_AIM OF THE TASK_:
Copy out every line of the material below word for word, keeping each line unchanged.

_RECORDED DATA_:
□ □ □ □ □ □ □

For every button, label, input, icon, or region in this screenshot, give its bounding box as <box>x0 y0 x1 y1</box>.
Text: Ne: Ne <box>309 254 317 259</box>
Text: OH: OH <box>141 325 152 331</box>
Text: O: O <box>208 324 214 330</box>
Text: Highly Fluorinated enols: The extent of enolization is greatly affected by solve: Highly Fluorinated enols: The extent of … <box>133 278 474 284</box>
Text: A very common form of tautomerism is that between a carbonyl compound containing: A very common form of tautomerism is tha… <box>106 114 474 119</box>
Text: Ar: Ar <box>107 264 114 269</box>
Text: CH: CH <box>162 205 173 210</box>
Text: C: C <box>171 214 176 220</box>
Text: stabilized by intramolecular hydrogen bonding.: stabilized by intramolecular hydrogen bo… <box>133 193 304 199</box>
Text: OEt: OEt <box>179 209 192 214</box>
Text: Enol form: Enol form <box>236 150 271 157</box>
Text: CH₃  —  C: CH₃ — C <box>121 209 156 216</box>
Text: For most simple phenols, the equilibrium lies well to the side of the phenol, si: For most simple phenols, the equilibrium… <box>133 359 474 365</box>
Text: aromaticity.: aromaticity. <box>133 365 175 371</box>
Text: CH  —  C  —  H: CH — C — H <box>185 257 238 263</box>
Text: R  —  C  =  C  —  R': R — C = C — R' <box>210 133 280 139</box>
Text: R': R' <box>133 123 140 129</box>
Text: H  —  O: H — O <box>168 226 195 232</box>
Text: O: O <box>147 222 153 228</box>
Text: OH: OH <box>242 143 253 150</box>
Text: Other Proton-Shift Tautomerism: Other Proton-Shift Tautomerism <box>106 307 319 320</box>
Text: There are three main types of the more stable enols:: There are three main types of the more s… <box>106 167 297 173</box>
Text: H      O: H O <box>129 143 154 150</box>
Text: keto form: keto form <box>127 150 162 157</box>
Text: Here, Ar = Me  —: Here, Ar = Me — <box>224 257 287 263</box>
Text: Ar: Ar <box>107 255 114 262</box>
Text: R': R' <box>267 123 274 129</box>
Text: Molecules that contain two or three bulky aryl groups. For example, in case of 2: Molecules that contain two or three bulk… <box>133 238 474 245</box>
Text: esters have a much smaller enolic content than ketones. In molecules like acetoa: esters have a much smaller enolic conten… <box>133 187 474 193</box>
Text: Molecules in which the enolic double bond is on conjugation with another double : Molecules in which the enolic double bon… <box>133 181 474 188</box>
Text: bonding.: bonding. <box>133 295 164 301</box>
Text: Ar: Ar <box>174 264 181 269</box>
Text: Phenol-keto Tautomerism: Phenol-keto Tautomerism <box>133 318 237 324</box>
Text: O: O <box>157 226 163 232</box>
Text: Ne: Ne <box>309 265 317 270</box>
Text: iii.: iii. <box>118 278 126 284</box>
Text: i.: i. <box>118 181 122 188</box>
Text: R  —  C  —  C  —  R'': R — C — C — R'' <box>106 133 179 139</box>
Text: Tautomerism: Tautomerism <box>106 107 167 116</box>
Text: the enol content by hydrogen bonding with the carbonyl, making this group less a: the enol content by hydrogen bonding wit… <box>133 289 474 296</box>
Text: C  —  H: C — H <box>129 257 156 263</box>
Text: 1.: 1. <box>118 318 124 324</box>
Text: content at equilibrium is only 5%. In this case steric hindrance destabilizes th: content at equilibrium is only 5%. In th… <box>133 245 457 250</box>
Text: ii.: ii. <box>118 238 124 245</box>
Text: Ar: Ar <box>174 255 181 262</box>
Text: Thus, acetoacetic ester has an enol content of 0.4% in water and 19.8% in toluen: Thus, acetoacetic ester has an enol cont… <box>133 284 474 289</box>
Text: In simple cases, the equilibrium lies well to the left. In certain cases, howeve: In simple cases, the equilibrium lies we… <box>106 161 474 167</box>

□ □ □ □ □ □ □

_RESULT_:
For every button, label, input, icon, or region in this screenshot, give its bounding box as <box>x0 y0 x1 y1</box>.
Text: Ne: Ne <box>309 254 317 259</box>
Text: OH: OH <box>141 325 152 331</box>
Text: O: O <box>208 324 214 330</box>
Text: Highly Fluorinated enols: The extent of enolization is greatly affected by solve: Highly Fluorinated enols: The extent of … <box>133 278 474 284</box>
Text: A very common form of tautomerism is that between a carbonyl compound containing: A very common form of tautomerism is tha… <box>106 114 474 119</box>
Text: Ar: Ar <box>107 264 114 269</box>
Text: CH: CH <box>162 205 173 210</box>
Text: C: C <box>171 214 176 220</box>
Text: stabilized by intramolecular hydrogen bonding.: stabilized by intramolecular hydrogen bo… <box>133 193 304 199</box>
Text: OEt: OEt <box>179 209 192 214</box>
Text: Enol form: Enol form <box>236 150 271 157</box>
Text: CH₃  —  C: CH₃ — C <box>121 209 156 216</box>
Text: For most simple phenols, the equilibrium lies well to the side of the phenol, si: For most simple phenols, the equilibrium… <box>133 359 474 365</box>
Text: aromaticity.: aromaticity. <box>133 365 175 371</box>
Text: CH  —  C  —  H: CH — C — H <box>185 257 238 263</box>
Text: R  —  C  =  C  —  R': R — C = C — R' <box>210 133 280 139</box>
Text: R': R' <box>133 123 140 129</box>
Text: H  —  O: H — O <box>168 226 195 232</box>
Text: O: O <box>147 222 153 228</box>
Text: OH: OH <box>242 143 253 150</box>
Text: Other Proton-Shift Tautomerism: Other Proton-Shift Tautomerism <box>106 307 319 320</box>
Text: There are three main types of the more stable enols:: There are three main types of the more s… <box>106 167 297 173</box>
Text: H      O: H O <box>129 143 154 150</box>
Text: keto form: keto form <box>127 150 162 157</box>
Text: Here, Ar = Me  —: Here, Ar = Me — <box>224 257 287 263</box>
Text: Ar: Ar <box>107 255 114 262</box>
Text: R': R' <box>267 123 274 129</box>
Text: Molecules that contain two or three bulky aryl groups. For example, in case of 2: Molecules that contain two or three bulk… <box>133 238 474 245</box>
Text: esters have a much smaller enolic content than ketones. In molecules like acetoa: esters have a much smaller enolic conten… <box>133 187 474 193</box>
Text: Molecules in which the enolic double bond is on conjugation with another double : Molecules in which the enolic double bon… <box>133 181 474 188</box>
Text: bonding.: bonding. <box>133 295 164 301</box>
Text: Ar: Ar <box>174 264 181 269</box>
Text: Phenol-keto Tautomerism: Phenol-keto Tautomerism <box>133 318 237 324</box>
Text: O: O <box>157 226 163 232</box>
Text: Ne: Ne <box>309 265 317 270</box>
Text: iii.: iii. <box>118 278 126 284</box>
Text: i.: i. <box>118 181 122 188</box>
Text: R  —  C  —  C  —  R'': R — C — C — R'' <box>106 133 179 139</box>
Text: Tautomerism: Tautomerism <box>106 107 167 116</box>
Text: the enol content by hydrogen bonding with the carbonyl, making this group less a: the enol content by hydrogen bonding wit… <box>133 289 474 296</box>
Text: C  —  H: C — H <box>129 257 156 263</box>
Text: 1.: 1. <box>118 318 124 324</box>
Text: content at equilibrium is only 5%. In this case steric hindrance destabilizes th: content at equilibrium is only 5%. In th… <box>133 245 457 250</box>
Text: ii.: ii. <box>118 238 124 245</box>
Text: Ar: Ar <box>174 255 181 262</box>
Text: Thus, acetoacetic ester has an enol content of 0.4% in water and 19.8% in toluen: Thus, acetoacetic ester has an enol cont… <box>133 284 474 289</box>
Text: In simple cases, the equilibrium lies well to the left. In certain cases, howeve: In simple cases, the equilibrium lies we… <box>106 161 474 167</box>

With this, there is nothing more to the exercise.